▶ TASK DESCRIPTION:
Extract the complete data exactly as given.

▶ GIVEN RECORDS:
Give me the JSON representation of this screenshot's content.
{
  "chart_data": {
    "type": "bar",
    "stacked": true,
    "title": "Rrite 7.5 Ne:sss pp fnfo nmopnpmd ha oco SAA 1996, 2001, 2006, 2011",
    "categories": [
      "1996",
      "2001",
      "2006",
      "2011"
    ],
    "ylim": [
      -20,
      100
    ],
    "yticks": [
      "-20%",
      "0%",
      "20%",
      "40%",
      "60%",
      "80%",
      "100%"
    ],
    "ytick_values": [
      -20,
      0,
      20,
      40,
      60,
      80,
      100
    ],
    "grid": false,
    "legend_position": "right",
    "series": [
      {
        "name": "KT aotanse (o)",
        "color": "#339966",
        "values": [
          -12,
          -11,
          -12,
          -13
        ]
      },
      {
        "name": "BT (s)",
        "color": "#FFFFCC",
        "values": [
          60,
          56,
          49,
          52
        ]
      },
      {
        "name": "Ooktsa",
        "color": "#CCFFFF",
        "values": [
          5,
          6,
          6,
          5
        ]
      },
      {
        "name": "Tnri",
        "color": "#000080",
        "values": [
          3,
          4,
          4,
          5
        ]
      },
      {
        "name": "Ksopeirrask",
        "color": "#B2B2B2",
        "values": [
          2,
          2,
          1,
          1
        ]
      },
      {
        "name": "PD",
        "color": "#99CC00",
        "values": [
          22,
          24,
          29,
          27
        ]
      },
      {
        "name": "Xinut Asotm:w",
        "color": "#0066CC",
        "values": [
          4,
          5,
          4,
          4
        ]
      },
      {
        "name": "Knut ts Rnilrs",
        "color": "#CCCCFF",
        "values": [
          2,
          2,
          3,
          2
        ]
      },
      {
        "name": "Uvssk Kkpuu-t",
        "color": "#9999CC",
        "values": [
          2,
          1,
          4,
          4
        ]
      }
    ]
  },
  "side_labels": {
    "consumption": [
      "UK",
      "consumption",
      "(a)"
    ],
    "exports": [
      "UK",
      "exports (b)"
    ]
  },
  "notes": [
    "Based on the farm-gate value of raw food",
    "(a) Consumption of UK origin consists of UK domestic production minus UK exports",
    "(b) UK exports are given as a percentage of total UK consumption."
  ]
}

▶ WRITTEN REPLY:
Give me the JSON representation of this screenshot's content.
{
  "chart_data": {
    "type": "bar",
    "stacked": true,
    "title": "Rrite 7.5 Ne:sss pp fnfo nmopnpmd ha oco SAA 1996, 2001, 2006, 2011",
    "categories": [
      "1996",
      "2001",
      "2006",
      "2011"
    ],
    "ylim": [
      -20,
      100
    ],
    "yticks": [
      "-20%",
      "0%",
      "20%",
      "40%",
      "60%",
      "80%",
      "100%"
    ],
    "ytick_values": [
      -20,
      0,
      20,
      40,
      60,
      80,
      100
    ],
    "grid": false,
    "legend_position": "right",
    "series": [
      {
        "name": "KT aotanse (o)",
        "color": "#339966",
        "values": [
          -12,
          -11,
          -12,
          -13
        ]
      },
      {
        "name": "BT (s)",
        "color": "#FFFFCC",
        "values": [
          60,
          56,
          49,
          52
        ]
      },
      {
        "name": "Ooktsa",
        "color": "#CCFFFF",
        "values": [
          5,
          6,
          6,
          5
        ]
      },
      {
        "name": "Tnri",
        "color": "#000080",
        "values": [
          3,
          4,
          4,
          5
        ]
      },
      {
        "name": "Ksopeirrask",
        "color": "#B2B2B2",
        "values": [
          2,
          2,
          1,
          1
        ]
      },
      {
        "name": "PD",
        "color": "#99CC00",
        "values": [
          22,
          24,
          29,
          27
        ]
      },
      {
        "name": "Xinut Asotm:w",
        "color": "#0066CC",
        "values": [
          4,
          5,
          4,
          4
        ]
      },
      {
        "name": "Knut ts Rnilrs",
        "color": "#CCCCFF",
        "values": [
          2,
          2,
          3,
          2
        ]
      },
      {
        "name": "Uvssk Kkpuu-t",
        "color": "#9999CC",
        "values": [
          2,
          1,
          4,
          4
        ]
      }
    ]
  },
  "side_labels": {
    "consumption": [
      "UK",
      "consumption",
      "(a)"
    ],
    "exports": [
      "UK",
      "exports (b)"
    ]
  },
  "notes": [
    "Based on the farm-gate value of raw food",
    "(a) Consumption of UK origin consists of UK domestic production minus UK exports",
    "(b) UK exports are given as a percentage of total UK consumption."
  ]
}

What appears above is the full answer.